### Exercise aim
Identify the lines holding "text" and copy them.

### Records that describe figures
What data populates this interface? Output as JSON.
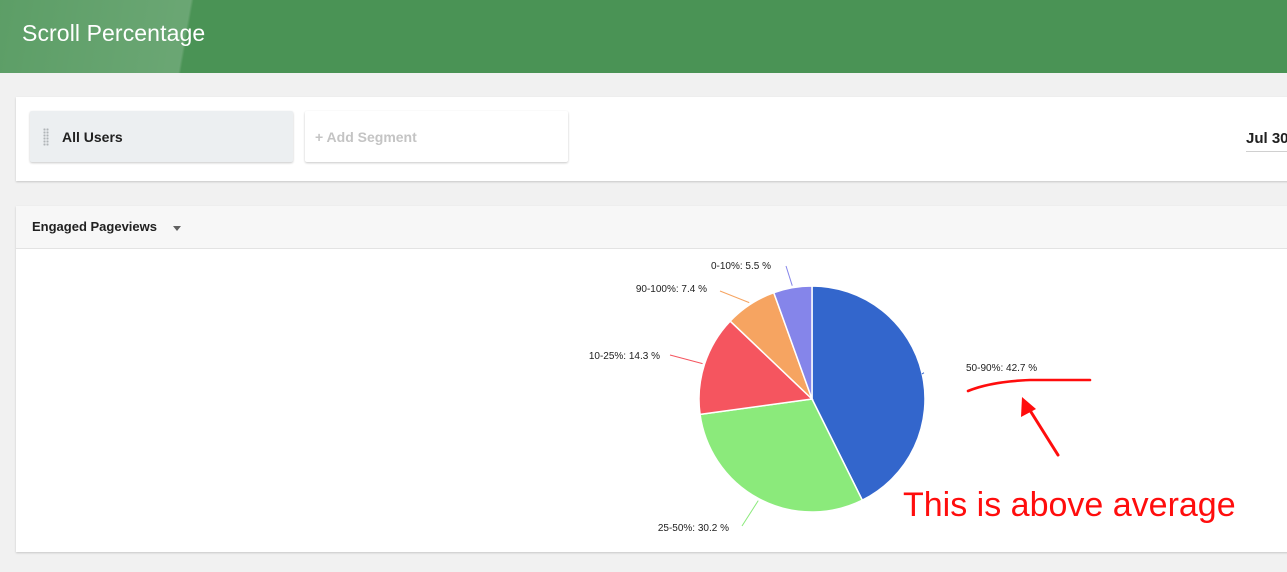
{
  "header": {
    "title": "Scroll Percentage"
  },
  "segments": {
    "active_label": "All Users",
    "add_label": "+ Add Segment",
    "date_range": "Jul 30"
  },
  "chart_card": {
    "metric_label": "Engaged Pageviews",
    "dropdown_icon": "caret-down-icon"
  },
  "chart_data": {
    "type": "pie",
    "slices": [
      {
        "label": "50-90%",
        "value": 42.7,
        "text": "50-90%: 42.7 %",
        "color": "#3366cc"
      },
      {
        "label": "25-50%",
        "value": 30.2,
        "text": "25-50%: 30.2 %",
        "color": "#8bea7b"
      },
      {
        "label": "10-25%",
        "value": 14.3,
        "text": "10-25%: 14.3 %",
        "color": "#f5555f"
      },
      {
        "label": "90-100%",
        "value": 7.4,
        "text": "90-100%: 7.4 %",
        "color": "#f6a461"
      },
      {
        "label": "0-10%",
        "value": 5.5,
        "text": "0-10%: 5.5 %",
        "color": "#8585ea"
      }
    ]
  },
  "annotation": {
    "text": "This is above average",
    "color": "#ff0d0d"
  }
}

### Complete output
        "text": "50-90%: 42.7 %",
        "text": "25-50%: 30.2 %",
        "text": "10-25%: 14.3 %",
        "text": "90-100%: 7.4 %",
        "text": "0-10%: 5.5 %",
    "text": "This is above average",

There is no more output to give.